__Aim of the task__: Copy the entries below exactly. Images do not belong in the copy.
---+---
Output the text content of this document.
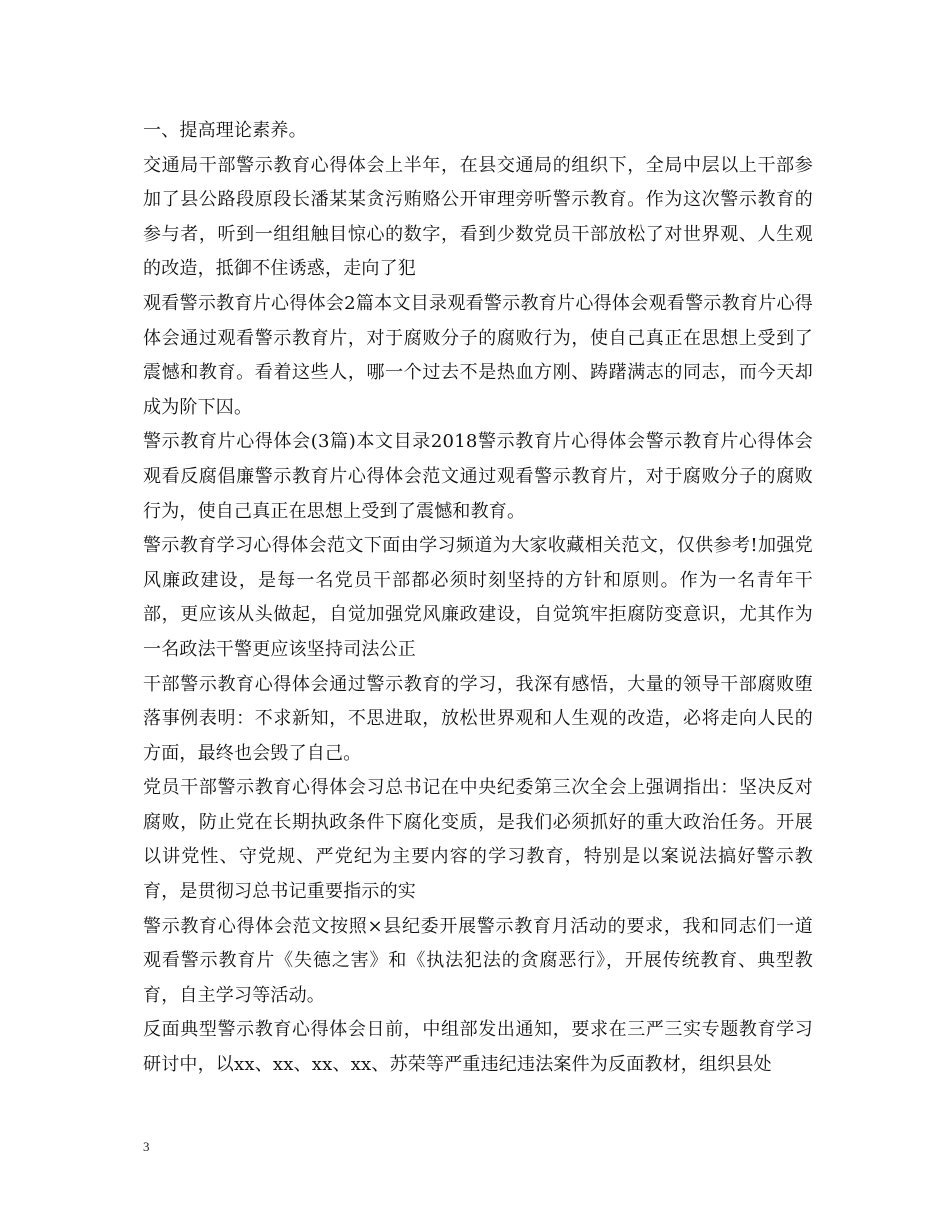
一、提高理论素养。

交通局干部警示教育心得体会上半年，在县交通局的组织下，全局中层以上干部参加了县公路段原段长潘某某贪污贿赂公开审理旁听警示教育。作为这次警示教育的参与者，听到一组组触目惊心的数字，看到少数党员干部放松了对世界观、人生观的改造，抵御不住诱惑，走向了犯

观看警示教育片心得体会2篇本文目录观看警示教育片心得体会观看警示教育片心得体会通过观看警示教育片，对于腐败分子的腐败行为，使自己真正在思想上受到了震憾和教育。看着这些人，哪一个过去不是热血方刚、踌躇满志的同志，而今天却成为阶下囚。

警示教育片心得体会(3篇)本文目录2018警示教育片心得体会警示教育片心得体会观看反腐倡廉警示教育片心得体会范文通过观看警示教育片，对于腐败分子的腐败行为，使自己真正在思想上受到了震憾和教育。

警示教育学习心得体会范文下面由学习频道为大家收藏相关范文，仅供参考!加强党风廉政建设，是每一名党员干部都必须时刻坚持的方针和原则。作为一名青年干部，更应该从头做起，自觉加强党风廉政建设，自觉筑牢拒腐防变意识，尤其作为一名政法干警更应该坚持司法公正

干部警示教育心得体会通过警示教育的学习，我深有感悟，大量的领导干部腐败堕落事例表明：不求新知，不思进取，放松世界观和人生观的改造，必将走向人民的方面，最终也会毁了自己。

党员干部警示教育心得体会习总书记在中央纪委第三次全会上强调指出：坚决反对腐败，防止党在长期执政条件下腐化变质，是我们必须抓好的重大政治任务。开展以讲党性、守党规、严党纪为主要内容的学习教育，特别是以案说法搞好警示教育，是贯彻习总书记重要指示的实

警示教育心得体会范文按照×县纪委开展警示教育月活动的要求，我和同志们一道观看警示教育片《失德之害》和《执法犯法的贪腐恶行》，开展传统教育、典型教育，自主学习等活动。

反面典型警示教育心得体会日前，中组部发出通知，要求在三严三实专题教育学习研讨中，以xx、xx、xx、xx、苏荣等严重违纪违法案件为反面教材，组织县处

3
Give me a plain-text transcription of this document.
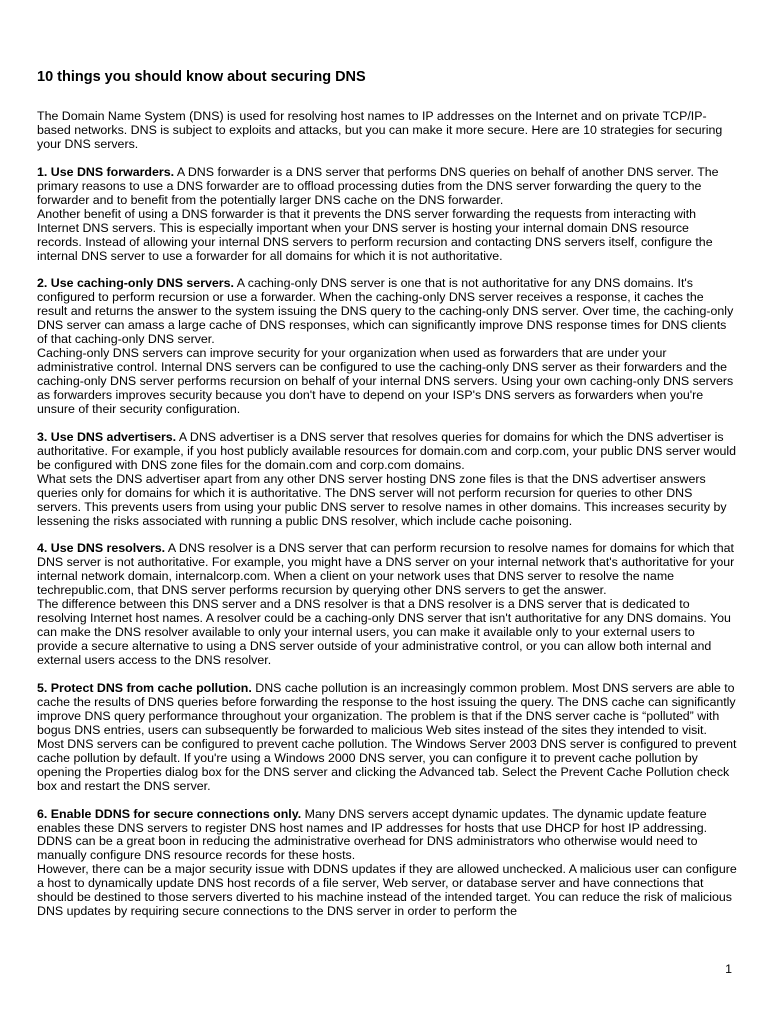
10 things you should know about securing DNS

The Domain Name System (DNS) is used for resolving host names to IP addresses on the Internet and on private TCP/IP-based networks. DNS is subject to exploits and attacks, but you can make it more secure. Here are 10 strategies for securing your DNS servers.

1. Use DNS forwarders. A DNS forwarder is a DNS server that performs DNS queries on behalf of another DNS server. The primary reasons to use a DNS forwarder are to offload processing duties from the DNS server forwarding the query to the forwarder and to benefit from the potentially larger DNS cache on the DNS forwarder.

Another benefit of using a DNS forwarder is that it prevents the DNS server forwarding the requests from interacting with Internet DNS servers. This is especially important when your DNS server is hosting your internal domain DNS resource records. Instead of allowing your internal DNS servers to perform recursion and contacting DNS servers itself, configure the internal DNS server to use a forwarder for all domains for which it is not authoritative.

2. Use caching-only DNS servers. A caching-only DNS server is one that is not authoritative for any DNS domains. It's configured to perform recursion or use a forwarder. When the caching-only DNS server receives a response, it caches the result and returns the answer to the system issuing the DNS query to the caching-only DNS server. Over time, the caching-only DNS server can amass a large cache of DNS responses, which can significantly improve DNS response times for DNS clients of that caching-only DNS server.

Caching-only DNS servers can improve security for your organization when used as forwarders that are under your administrative control. Internal DNS servers can be configured to use the caching-only DNS server as their forwarders and the caching-only DNS server performs recursion on behalf of your internal DNS servers. Using your own caching-only DNS servers as forwarders improves security because you don't have to depend on your ISP's DNS servers as forwarders when you're unsure of their security configuration.

3. Use DNS advertisers. A DNS advertiser is a DNS server that resolves queries for domains for which the DNS advertiser is authoritative. For example, if you host publicly available resources for domain.com and corp.com, your public DNS server would be configured with DNS zone files for the domain.com and corp.com domains.

What sets the DNS advertiser apart from any other DNS server hosting DNS zone files is that the DNS advertiser answers queries only for domains for which it is authoritative. The DNS server will not perform recursion for queries to other DNS servers. This prevents users from using your public DNS server to resolve names in other domains. This increases security by lessening the risks associated with running a public DNS resolver, which include cache poisoning.

4. Use DNS resolvers. A DNS resolver is a DNS server that can perform recursion to resolve names for domains for which that DNS server is not authoritative. For example, you might have a DNS server on your internal network that's authoritative for your internal network domain, internalcorp.com. When a client on your network uses that DNS server to resolve the name techrepublic.com, that DNS server performs recursion by querying other DNS servers to get the answer.

The difference between this DNS server and a DNS resolver is that a DNS resolver is a DNS server that is dedicated to resolving Internet host names. A resolver could be a caching-only DNS server that isn't authoritative for any DNS domains. You can make the DNS resolver available to only your internal users, you can make it available only to your external users to provide a secure alternative to using a DNS server outside of your administrative control, or you can allow both internal and external users access to the DNS resolver.

5. Protect DNS from cache pollution. DNS cache pollution is an increasingly common problem. Most DNS servers are able to cache the results of DNS queries before forwarding the response to the host issuing the query. The DNS cache can significantly improve DNS query performance throughout your organization. The problem is that if the DNS server cache is “polluted” with bogus DNS entries, users can subsequently be forwarded to malicious Web sites instead of the sites they intended to visit.

Most DNS servers can be configured to prevent cache pollution. The Windows Server 2003 DNS server is configured to prevent cache pollution by default. If you're using a Windows 2000 DNS server, you can configure it to prevent cache pollution by opening the Properties dialog box for the DNS server and clicking the Advanced tab. Select the Prevent Cache Pollution check box and restart the DNS server.

6. Enable DDNS for secure connections only. Many DNS servers accept dynamic updates. The dynamic update feature enables these DNS servers to register DNS host names and IP addresses for hosts that use DHCP for host IP addressing. DDNS can be a great boon in reducing the administrative overhead for DNS administrators who otherwise would need to manually configure DNS resource records for these hosts.

However, there can be a major security issue with DDNS updates if they are allowed unchecked. A malicious user can configure a host to dynamically update DNS host records of a file server, Web server, or database server and have connections that should be destined to those servers diverted to his machine instead of the intended target. You can reduce the risk of malicious DNS updates by requiring secure connections to the DNS server in order to perform the

1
---+---
__Complete answer__:
Output the text content of this document.
一、提高理论素养。

交通局干部警示教育心得体会上半年，在县交通局的组织下，全局中层以上干部参加了县公路段原段长潘某某贪污贿赂公开审理旁听警示教育。作为这次警示教育的参与者，听到一组组触目惊心的数字，看到少数党员干部放松了对世界观、人生观的改造，抵御不住诱惑，走向了犯

观看警示教育片心得体会2篇本文目录观看警示教育片心得体会观看警示教育片心得体会通过观看警示教育片，对于腐败分子的腐败行为，使自己真正在思想上受到了震憾和教育。看着这些人，哪一个过去不是热血方刚、踌躇满志的同志，而今天却成为阶下囚。

警示教育片心得体会(3篇)本文目录2018警示教育片心得体会警示教育片心得体会观看反腐倡廉警示教育片心得体会范文通过观看警示教育片，对于腐败分子的腐败行为，使自己真正在思想上受到了震憾和教育。

警示教育学习心得体会范文下面由学习频道为大家收藏相关范文，仅供参考!加强党风廉政建设，是每一名党员干部都必须时刻坚持的方针和原则。作为一名青年干部，更应该从头做起，自觉加强党风廉政建设，自觉筑牢拒腐防变意识，尤其作为一名政法干警更应该坚持司法公正

干部警示教育心得体会通过警示教育的学习，我深有感悟，大量的领导干部腐败堕落事例表明：不求新知，不思进取，放松世界观和人生观的改造，必将走向人民的方面，最终也会毁了自己。

党员干部警示教育心得体会习总书记在中央纪委第三次全会上强调指出：坚决反对腐败，防止党在长期执政条件下腐化变质，是我们必须抓好的重大政治任务。开展以讲党性、守党规、严党纪为主要内容的学习教育，特别是以案说法搞好警示教育，是贯彻习总书记重要指示的实

警示教育心得体会范文按照×县纪委开展警示教育月活动的要求，我和同志们一道观看警示教育片《失德之害》和《执法犯法的贪腐恶行》，开展传统教育、典型教育，自主学习等活动。

反面典型警示教育心得体会日前，中组部发出通知，要求在三严三实专题教育学习研讨中，以xx、xx、xx、xx、苏荣等严重违纪违法案件为反面教材，组织县处

3
Give me a plain-text transcription of this document.
10 things you should know about securing DNS

The Domain Name System (DNS) is used for resolving host names to IP addresses on the Internet and on private TCP/IP-based networks. DNS is subject to exploits and attacks, but you can make it more secure. Here are 10 strategies for securing your DNS servers.

1. Use DNS forwarders. A DNS forwarder is a DNS server that performs DNS queries on behalf of another DNS server. The primary reasons to use a DNS forwarder are to offload processing duties from the DNS server forwarding the query to the forwarder and to benefit from the potentially larger DNS cache on the DNS forwarder.

Another benefit of using a DNS forwarder is that it prevents the DNS server forwarding the requests from interacting with Internet DNS servers. This is especially important when your DNS server is hosting your internal domain DNS resource records. Instead of allowing your internal DNS servers to perform recursion and contacting DNS servers itself, configure the internal DNS server to use a forwarder for all domains for which it is not authoritative.

2. Use caching-only DNS servers. A caching-only DNS server is one that is not authoritative for any DNS domains. It's configured to perform recursion or use a forwarder. When the caching-only DNS server receives a response, it caches the result and returns the answer to the system issuing the DNS query to the caching-only DNS server. Over time, the caching-only DNS server can amass a large cache of DNS responses, which can significantly improve DNS response times for DNS clients of that caching-only DNS server.

Caching-only DNS servers can improve security for your organization when used as forwarders that are under your administrative control. Internal DNS servers can be configured to use the caching-only DNS server as their forwarders and the caching-only DNS server performs recursion on behalf of your internal DNS servers. Using your own caching-only DNS servers as forwarders improves security because you don't have to depend on your ISP's DNS servers as forwarders when you're unsure of their security configuration.

3. Use DNS advertisers. A DNS advertiser is a DNS server that resolves queries for domains for which the DNS advertiser is authoritative. For example, if you host publicly available resources for domain.com and corp.com, your public DNS server would be configured with DNS zone files for the domain.com and corp.com domains.

What sets the DNS advertiser apart from any other DNS server hosting DNS zone files is that the DNS advertiser answers queries only for domains for which it is authoritative. The DNS server will not perform recursion for queries to other DNS servers. This prevents users from using your public DNS server to resolve names in other domains. This increases security by lessening the risks associated with running a public DNS resolver, which include cache poisoning.

4. Use DNS resolvers. A DNS resolver is a DNS server that can perform recursion to resolve names for domains for which that DNS server is not authoritative. For example, you might have a DNS server on your internal network that's authoritative for your internal network domain, internalcorp.com. When a client on your network uses that DNS server to resolve the name techrepublic.com, that DNS server performs recursion by querying other DNS servers to get the answer.

The difference between this DNS server and a DNS resolver is that a DNS resolver is a DNS server that is dedicated to resolving Internet host names. A resolver could be a caching-only DNS server that isn't authoritative for any DNS domains. You can make the DNS resolver available to only your internal users, you can make it available only to your external users to provide a secure alternative to using a DNS server outside of your administrative control, or you can allow both internal and external users access to the DNS resolver.

5. Protect DNS from cache pollution. DNS cache pollution is an increasingly common problem. Most DNS servers are able to cache the results of DNS queries before forwarding the response to the host issuing the query. The DNS cache can significantly improve DNS query performance throughout your organization. The problem is that if the DNS server cache is “polluted” with bogus DNS entries, users can subsequently be forwarded to malicious Web sites instead of the sites they intended to visit.

Most DNS servers can be configured to prevent cache pollution. The Windows Server 2003 DNS server is configured to prevent cache pollution by default. If you're using a Windows 2000 DNS server, you can configure it to prevent cache pollution by opening the Properties dialog box for the DNS server and clicking the Advanced tab. Select the Prevent Cache Pollution check box and restart the DNS server.

6. Enable DDNS for secure connections only. Many DNS servers accept dynamic updates. The dynamic update feature enables these DNS servers to register DNS host names and IP addresses for hosts that use DHCP for host IP addressing. DDNS can be a great boon in reducing the administrative overhead for DNS administrators who otherwise would need to manually configure DNS resource records for these hosts.

However, there can be a major security issue with DDNS updates if they are allowed unchecked. A malicious user can configure a host to dynamically update DNS host records of a file server, Web server, or database server and have connections that should be destined to those servers diverted to his machine instead of the intended target. You can reduce the risk of malicious DNS updates by requiring secure connections to the DNS server in order to perform the

1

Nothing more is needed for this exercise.